*DATA PROVIDED:*
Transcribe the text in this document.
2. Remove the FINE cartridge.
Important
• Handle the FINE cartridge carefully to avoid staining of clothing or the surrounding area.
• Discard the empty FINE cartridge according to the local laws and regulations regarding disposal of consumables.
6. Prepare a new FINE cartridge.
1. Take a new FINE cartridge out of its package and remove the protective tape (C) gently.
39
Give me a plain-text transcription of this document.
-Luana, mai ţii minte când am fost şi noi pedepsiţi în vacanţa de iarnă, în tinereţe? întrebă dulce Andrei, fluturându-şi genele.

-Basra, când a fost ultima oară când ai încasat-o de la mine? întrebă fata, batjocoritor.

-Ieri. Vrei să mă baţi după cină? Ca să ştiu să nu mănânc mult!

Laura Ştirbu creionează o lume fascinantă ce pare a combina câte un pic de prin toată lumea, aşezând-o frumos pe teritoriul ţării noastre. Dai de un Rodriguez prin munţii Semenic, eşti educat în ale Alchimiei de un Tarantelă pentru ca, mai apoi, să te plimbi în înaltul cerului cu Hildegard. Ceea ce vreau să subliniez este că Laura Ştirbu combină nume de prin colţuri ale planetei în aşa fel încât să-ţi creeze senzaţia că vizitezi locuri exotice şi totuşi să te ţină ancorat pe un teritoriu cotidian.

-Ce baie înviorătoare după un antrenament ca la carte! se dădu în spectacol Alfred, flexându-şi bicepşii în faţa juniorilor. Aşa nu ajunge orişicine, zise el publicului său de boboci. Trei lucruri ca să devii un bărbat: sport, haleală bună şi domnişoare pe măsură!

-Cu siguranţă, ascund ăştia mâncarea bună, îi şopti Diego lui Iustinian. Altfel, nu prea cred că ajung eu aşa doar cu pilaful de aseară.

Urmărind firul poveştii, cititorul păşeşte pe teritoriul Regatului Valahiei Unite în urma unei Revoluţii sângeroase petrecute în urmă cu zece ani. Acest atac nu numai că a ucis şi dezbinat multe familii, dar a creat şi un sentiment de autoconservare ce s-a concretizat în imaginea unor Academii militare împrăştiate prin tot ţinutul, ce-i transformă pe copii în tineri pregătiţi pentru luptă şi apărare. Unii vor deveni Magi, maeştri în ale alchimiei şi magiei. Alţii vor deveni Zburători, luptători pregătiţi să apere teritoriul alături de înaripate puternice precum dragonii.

*INSTRUCTION:*
Nothing in the listing may be changed; retype it all exactly.

*IN RESPONSE:*
Transcribe the text in this document.
2. Remove the FINE cartridge.
Important
• Handle the FINE cartridge carefully to avoid staining of clothing or the surrounding area.
• Discard the empty FINE cartridge according to the local laws and regulations regarding disposal of consumables.
6. Prepare a new FINE cartridge.
1. Take a new FINE cartridge out of its package and remove the protective tape (C) gently.
39
Give me a plain-text transcription of this document.
-Luana, mai ţii minte când am fost şi noi pedepsiţi în vacanţa de iarnă, în tinereţe? întrebă dulce Andrei, fluturându-şi genele.

-Basra, când a fost ultima oară când ai încasat-o de la mine? întrebă fata, batjocoritor.

-Ieri. Vrei să mă baţi după cină? Ca să ştiu să nu mănânc mult!

Laura Ştirbu creionează o lume fascinantă ce pare a combina câte un pic de prin toată lumea, aşezând-o frumos pe teritoriul ţării noastre. Dai de un Rodriguez prin munţii Semenic, eşti educat în ale Alchimiei de un Tarantelă pentru ca, mai apoi, să te plimbi în înaltul cerului cu Hildegard. Ceea ce vreau să subliniez este că Laura Ştirbu combină nume de prin colţuri ale planetei în aşa fel încât să-ţi creeze senzaţia că vizitezi locuri exotice şi totuşi să te ţină ancorat pe un teritoriu cotidian.

-Ce baie înviorătoare după un antrenament ca la carte! se dădu în spectacol Alfred, flexându-şi bicepşii în faţa juniorilor. Aşa nu ajunge orişicine, zise el publicului său de boboci. Trei lucruri ca să devii un bărbat: sport, haleală bună şi domnişoare pe măsură!

-Cu siguranţă, ascund ăştia mâncarea bună, îi şopti Diego lui Iustinian. Altfel, nu prea cred că ajung eu aşa doar cu pilaful de aseară.

Urmărind firul poveştii, cititorul păşeşte pe teritoriul Regatului Valahiei Unite în urma unei Revoluţii sângeroase petrecute în urmă cu zece ani. Acest atac nu numai că a ucis şi dezbinat multe familii, dar a creat şi un sentiment de autoconservare ce s-a concretizat în imaginea unor Academii militare împrăştiate prin tot ţinutul, ce-i transformă pe copii în tineri pregătiţi pentru luptă şi apărare. Unii vor deveni Magi, maeştri în ale alchimiei şi magiei. Alţii vor deveni Zburători, luptători pregătiţi să apere teritoriul alături de înaripate puternice precum dragonii.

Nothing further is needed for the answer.